Exercise details: A verbatim copy of the records is required, with all pictures left out.
[Exercise materials Boundary: Start]
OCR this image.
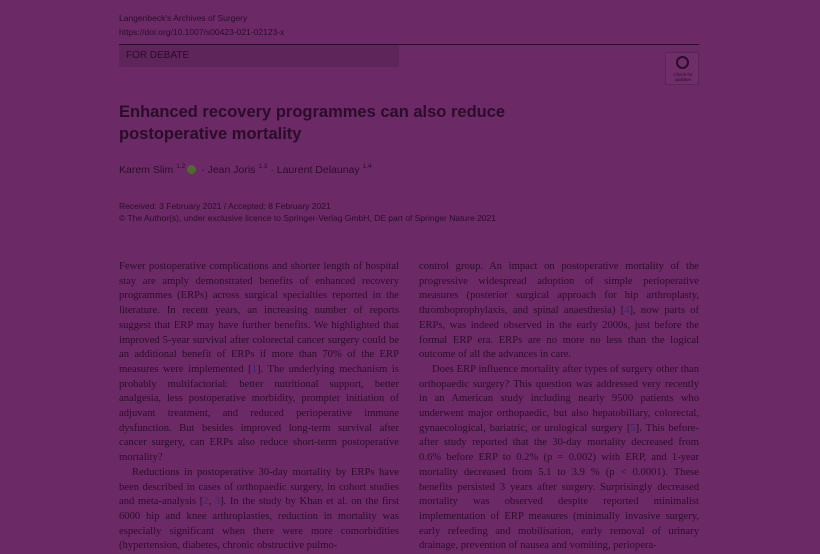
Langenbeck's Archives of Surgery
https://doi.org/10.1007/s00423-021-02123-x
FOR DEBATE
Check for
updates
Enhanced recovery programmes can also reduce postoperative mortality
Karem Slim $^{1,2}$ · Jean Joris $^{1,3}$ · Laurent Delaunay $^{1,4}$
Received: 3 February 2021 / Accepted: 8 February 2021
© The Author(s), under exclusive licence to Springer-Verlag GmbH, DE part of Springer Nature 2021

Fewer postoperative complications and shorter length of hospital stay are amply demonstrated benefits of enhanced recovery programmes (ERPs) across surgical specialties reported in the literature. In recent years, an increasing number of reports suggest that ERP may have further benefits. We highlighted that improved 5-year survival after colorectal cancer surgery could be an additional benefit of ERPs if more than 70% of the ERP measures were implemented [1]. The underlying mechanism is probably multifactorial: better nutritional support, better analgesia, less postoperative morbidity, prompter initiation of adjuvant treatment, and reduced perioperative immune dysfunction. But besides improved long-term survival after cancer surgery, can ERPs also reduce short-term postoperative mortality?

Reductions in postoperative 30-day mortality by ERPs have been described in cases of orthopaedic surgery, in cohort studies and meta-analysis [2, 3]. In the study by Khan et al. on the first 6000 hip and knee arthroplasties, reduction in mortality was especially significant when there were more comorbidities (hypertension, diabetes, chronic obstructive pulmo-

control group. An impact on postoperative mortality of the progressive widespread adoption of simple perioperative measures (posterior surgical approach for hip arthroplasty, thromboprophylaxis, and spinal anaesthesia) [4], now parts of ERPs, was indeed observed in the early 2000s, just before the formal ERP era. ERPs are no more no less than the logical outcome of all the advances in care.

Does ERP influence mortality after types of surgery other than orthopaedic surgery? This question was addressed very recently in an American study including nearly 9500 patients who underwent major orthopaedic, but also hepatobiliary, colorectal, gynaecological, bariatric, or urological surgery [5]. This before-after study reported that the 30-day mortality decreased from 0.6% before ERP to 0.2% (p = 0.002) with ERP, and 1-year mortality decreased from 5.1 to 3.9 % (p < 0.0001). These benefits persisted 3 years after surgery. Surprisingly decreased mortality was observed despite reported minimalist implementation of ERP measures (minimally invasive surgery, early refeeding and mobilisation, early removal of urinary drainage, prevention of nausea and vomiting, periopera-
[Exercise materials Boundary: End]
Exercise solution:
OCR this image.
Langenbeck's Archives of Surgery
https://doi.org/10.1007/s00423-021-02123-x
FOR DEBATE
Check for
updates
Enhanced recovery programmes can also reduce postoperative mortality
Karem Slim $^{1,2}$ · Jean Joris $^{1,3}$ · Laurent Delaunay $^{1,4}$
Received: 3 February 2021 / Accepted: 8 February 2021
© The Author(s), under exclusive licence to Springer-Verlag GmbH, DE part of Springer Nature 2021

Fewer postoperative complications and shorter length of hospital stay are amply demonstrated benefits of enhanced recovery programmes (ERPs) across surgical specialties reported in the literature. In recent years, an increasing number of reports suggest that ERP may have further benefits. We highlighted that improved 5-year survival after colorectal cancer surgery could be an additional benefit of ERPs if more than 70% of the ERP measures were implemented [1]. The underlying mechanism is probably multifactorial: better nutritional support, better analgesia, less postoperative morbidity, prompter initiation of adjuvant treatment, and reduced perioperative immune dysfunction. But besides improved long-term survival after cancer surgery, can ERPs also reduce short-term postoperative mortality?

Reductions in postoperative 30-day mortality by ERPs have been described in cases of orthopaedic surgery, in cohort studies and meta-analysis [2, 3]. In the study by Khan et al. on the first 6000 hip and knee arthroplasties, reduction in mortality was especially significant when there were more comorbidities (hypertension, diabetes, chronic obstructive pulmo-

control group. An impact on postoperative mortality of the progressive widespread adoption of simple perioperative measures (posterior surgical approach for hip arthroplasty, thromboprophylaxis, and spinal anaesthesia) [4], now parts of ERPs, was indeed observed in the early 2000s, just before the formal ERP era. ERPs are no more no less than the logical outcome of all the advances in care.

Does ERP influence mortality after types of surgery other than orthopaedic surgery? This question was addressed very recently in an American study including nearly 9500 patients who underwent major orthopaedic, but also hepatobiliary, colorectal, gynaecological, bariatric, or urological surgery [5]. This before-after study reported that the 30-day mortality decreased from 0.6% before ERP to 0.2% (p = 0.002) with ERP, and 1-year mortality decreased from 5.1 to 3.9 % (p < 0.0001). These benefits persisted 3 years after surgery. Surprisingly decreased mortality was observed despite reported minimalist implementation of ERP measures (minimally invasive surgery, early refeeding and mobilisation, early removal of urinary drainage, prevention of nausea and vomiting, periopera-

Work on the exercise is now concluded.